# START OF GIVEN RECORDS

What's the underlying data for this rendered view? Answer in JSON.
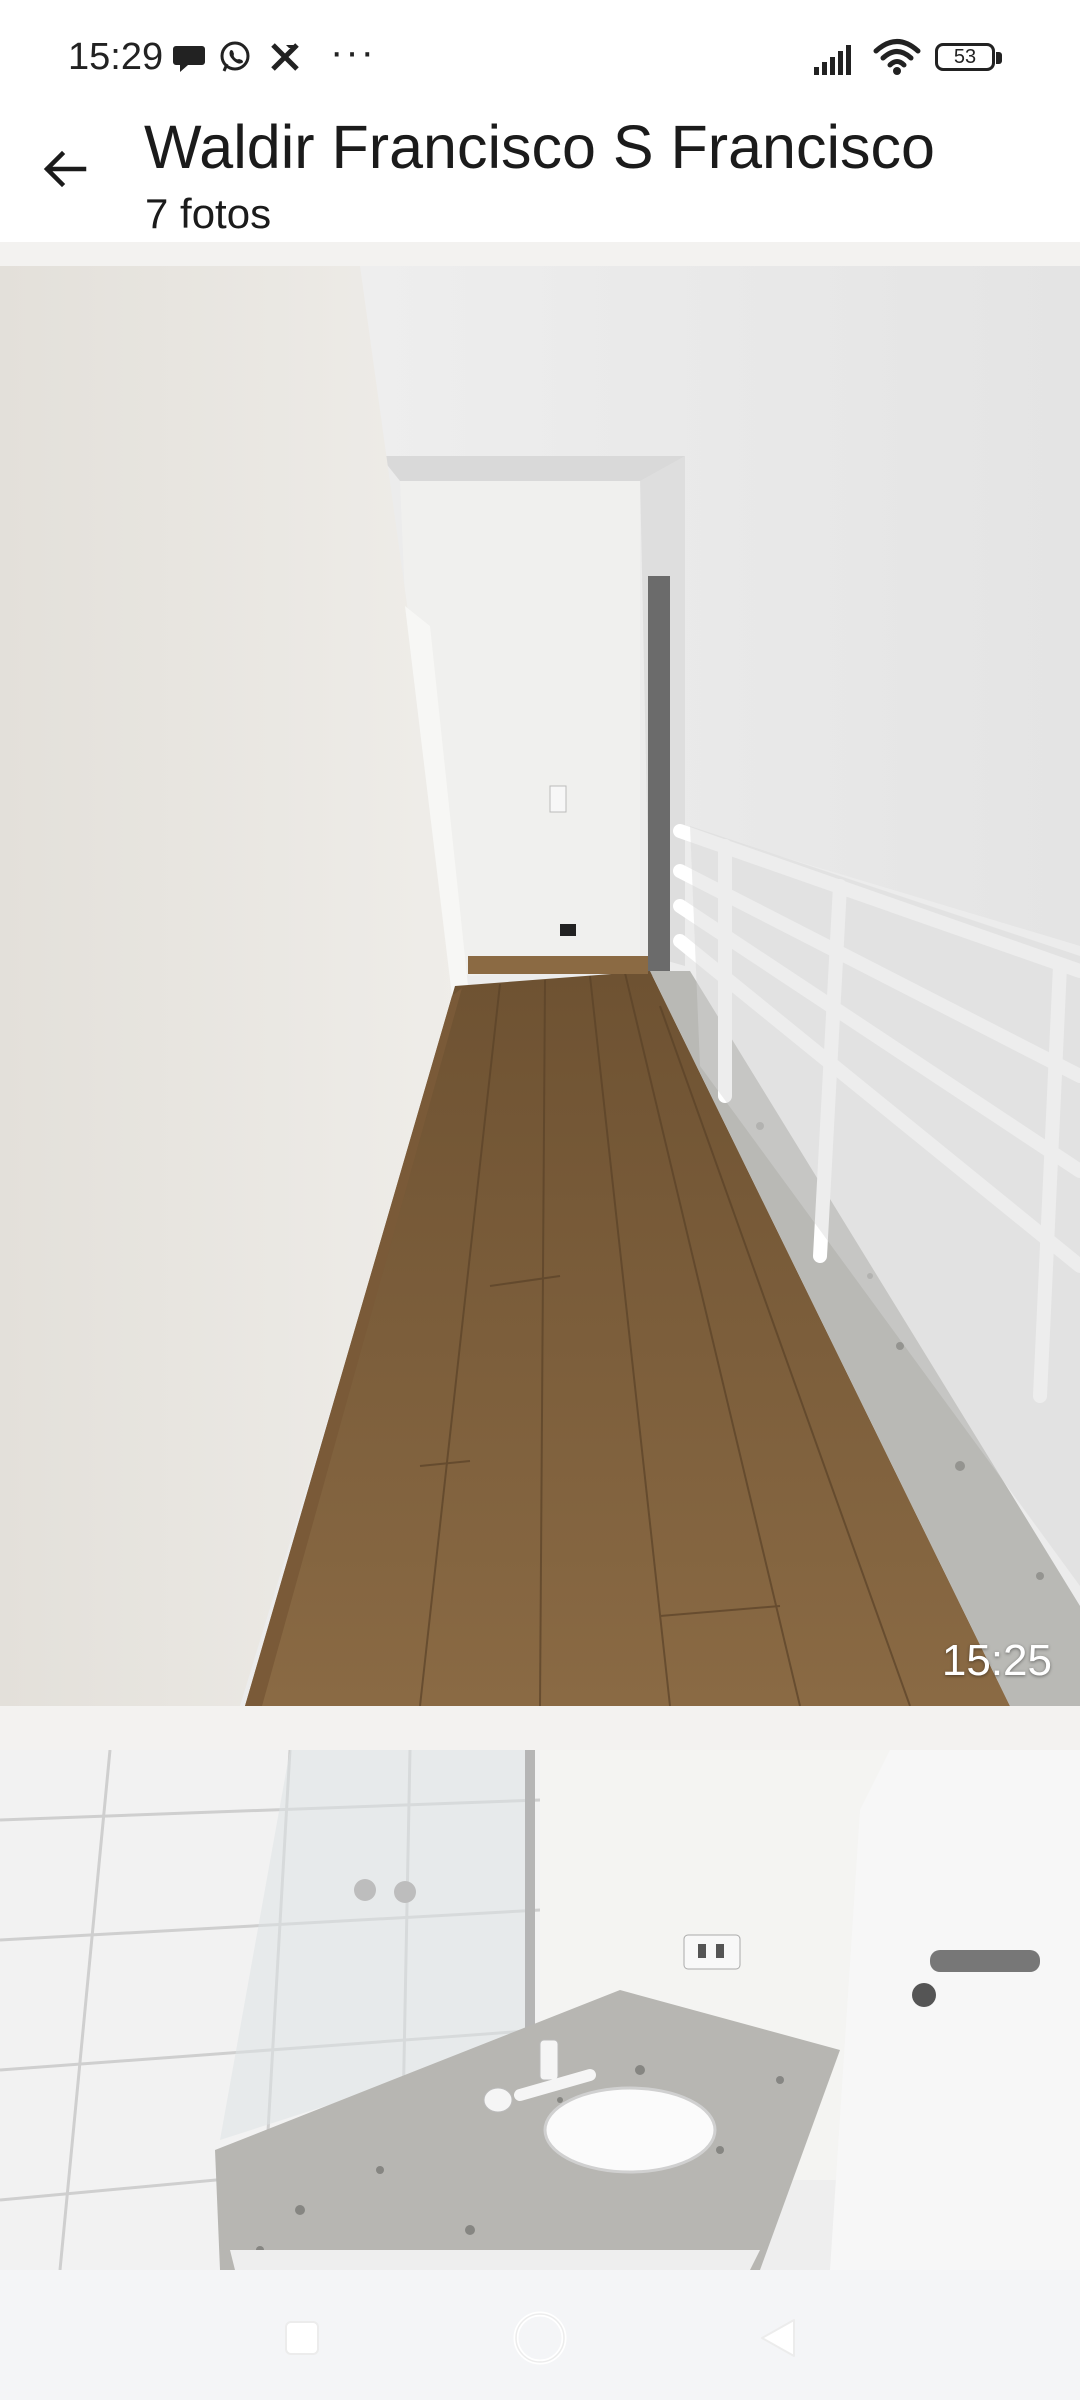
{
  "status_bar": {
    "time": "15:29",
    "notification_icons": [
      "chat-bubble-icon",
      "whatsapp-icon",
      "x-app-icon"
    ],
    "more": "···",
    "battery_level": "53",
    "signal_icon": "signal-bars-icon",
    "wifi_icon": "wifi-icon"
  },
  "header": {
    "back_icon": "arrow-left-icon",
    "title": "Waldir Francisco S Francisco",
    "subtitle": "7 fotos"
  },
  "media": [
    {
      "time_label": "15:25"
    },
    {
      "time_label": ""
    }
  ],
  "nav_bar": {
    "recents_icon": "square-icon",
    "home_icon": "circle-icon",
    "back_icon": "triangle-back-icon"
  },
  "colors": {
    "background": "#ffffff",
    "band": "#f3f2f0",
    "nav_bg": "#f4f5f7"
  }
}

# END OF GIVEN RECORDS

* **AIM OF THE EXERCISE**: Quote every entry exactly, with the pictures omitted.

* **COMPLETE ANSWER**:
What's the underlying data for this rendered view? Answer in JSON.
{
  "status_bar": {
    "time": "15:29",
    "notification_icons": [
      "chat-bubble-icon",
      "whatsapp-icon",
      "x-app-icon"
    ],
    "more": "···",
    "battery_level": "53",
    "signal_icon": "signal-bars-icon",
    "wifi_icon": "wifi-icon"
  },
  "header": {
    "back_icon": "arrow-left-icon",
    "title": "Waldir Francisco S Francisco",
    "subtitle": "7 fotos"
  },
  "media": [
    {
      "time_label": "15:25"
    },
    {
      "time_label": ""
    }
  ],
  "nav_bar": {
    "recents_icon": "square-icon",
    "home_icon": "circle-icon",
    "back_icon": "triangle-back-icon"
  },
  "colors": {
    "background": "#ffffff",
    "band": "#f3f2f0",
    "nav_bg": "#f4f5f7"
  }
}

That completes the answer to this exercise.